Task brief
What lines of the material hold the string "sådan"? Pull each of them out.

The data

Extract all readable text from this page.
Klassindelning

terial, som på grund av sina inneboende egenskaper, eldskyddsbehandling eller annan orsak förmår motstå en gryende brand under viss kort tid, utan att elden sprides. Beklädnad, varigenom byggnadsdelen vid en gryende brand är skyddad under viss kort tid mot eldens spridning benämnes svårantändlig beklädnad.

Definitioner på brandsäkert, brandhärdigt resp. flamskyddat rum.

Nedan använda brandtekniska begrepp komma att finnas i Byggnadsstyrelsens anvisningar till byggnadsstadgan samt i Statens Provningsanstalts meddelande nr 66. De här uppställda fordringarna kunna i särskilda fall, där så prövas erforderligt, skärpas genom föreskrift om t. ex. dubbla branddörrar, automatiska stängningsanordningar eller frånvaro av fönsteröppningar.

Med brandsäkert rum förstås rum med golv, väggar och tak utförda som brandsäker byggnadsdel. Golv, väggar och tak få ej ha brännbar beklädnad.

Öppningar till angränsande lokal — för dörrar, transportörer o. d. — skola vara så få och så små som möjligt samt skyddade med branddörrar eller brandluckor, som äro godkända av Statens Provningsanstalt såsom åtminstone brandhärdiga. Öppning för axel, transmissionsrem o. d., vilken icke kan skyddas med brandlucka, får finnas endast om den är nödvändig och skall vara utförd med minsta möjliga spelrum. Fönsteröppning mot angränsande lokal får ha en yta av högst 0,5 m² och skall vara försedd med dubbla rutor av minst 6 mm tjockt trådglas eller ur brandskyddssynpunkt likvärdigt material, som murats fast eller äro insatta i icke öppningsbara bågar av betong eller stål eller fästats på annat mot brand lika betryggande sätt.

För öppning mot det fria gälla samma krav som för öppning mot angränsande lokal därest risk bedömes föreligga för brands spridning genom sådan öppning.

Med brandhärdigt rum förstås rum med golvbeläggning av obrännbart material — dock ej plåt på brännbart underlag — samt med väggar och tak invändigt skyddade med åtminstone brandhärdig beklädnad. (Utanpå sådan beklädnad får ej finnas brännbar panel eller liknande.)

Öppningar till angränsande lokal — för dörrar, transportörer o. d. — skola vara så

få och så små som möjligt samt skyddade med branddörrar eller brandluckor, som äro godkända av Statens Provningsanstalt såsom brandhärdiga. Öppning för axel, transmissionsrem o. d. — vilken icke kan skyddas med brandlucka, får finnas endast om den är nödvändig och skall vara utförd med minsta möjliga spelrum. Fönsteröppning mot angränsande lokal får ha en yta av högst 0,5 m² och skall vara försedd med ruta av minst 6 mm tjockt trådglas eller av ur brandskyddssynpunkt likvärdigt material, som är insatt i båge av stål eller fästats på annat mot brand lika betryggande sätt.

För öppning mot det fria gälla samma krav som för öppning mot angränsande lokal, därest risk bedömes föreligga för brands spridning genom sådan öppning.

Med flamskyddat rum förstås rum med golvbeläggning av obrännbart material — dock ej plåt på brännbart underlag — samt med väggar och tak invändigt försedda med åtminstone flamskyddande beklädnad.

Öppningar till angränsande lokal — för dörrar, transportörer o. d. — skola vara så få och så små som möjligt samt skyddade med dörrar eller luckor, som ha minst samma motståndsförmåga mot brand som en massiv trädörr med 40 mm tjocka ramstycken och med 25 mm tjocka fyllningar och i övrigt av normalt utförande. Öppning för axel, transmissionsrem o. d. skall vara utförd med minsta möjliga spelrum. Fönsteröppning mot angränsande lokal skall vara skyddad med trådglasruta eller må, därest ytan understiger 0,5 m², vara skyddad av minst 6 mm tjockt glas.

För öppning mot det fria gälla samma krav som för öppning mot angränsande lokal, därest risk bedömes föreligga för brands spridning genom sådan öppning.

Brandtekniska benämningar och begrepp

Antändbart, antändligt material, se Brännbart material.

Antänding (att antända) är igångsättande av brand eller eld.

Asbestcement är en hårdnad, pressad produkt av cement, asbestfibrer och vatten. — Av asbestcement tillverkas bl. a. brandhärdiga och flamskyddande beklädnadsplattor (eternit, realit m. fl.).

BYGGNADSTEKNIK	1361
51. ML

Answer below
För öppning mot det fria gälla samma krav som för öppning mot angränsande lokal därest risk bedömes föreligga för brands spridning genom sådan öppning.
Med brandhärdigt rum förstås rum med golvbeläggning av obrännbart material — dock ej plåt på brännbart underlag — samt med väggar och tak invändigt skyddade med åtminstone brandhärdig beklädnad. (Utanpå sådan beklädnad får ej finnas brännbar panel eller liknande.)
För öppning mot det fria gälla samma krav som för öppning mot angränsande lokal, därest risk bedömes föreligga för brands spridning genom sådan öppning.
För öppning mot det fria gälla samma krav som för öppning mot angränsande lokal, därest risk bedömes föreligga för brands spridning genom sådan öppning.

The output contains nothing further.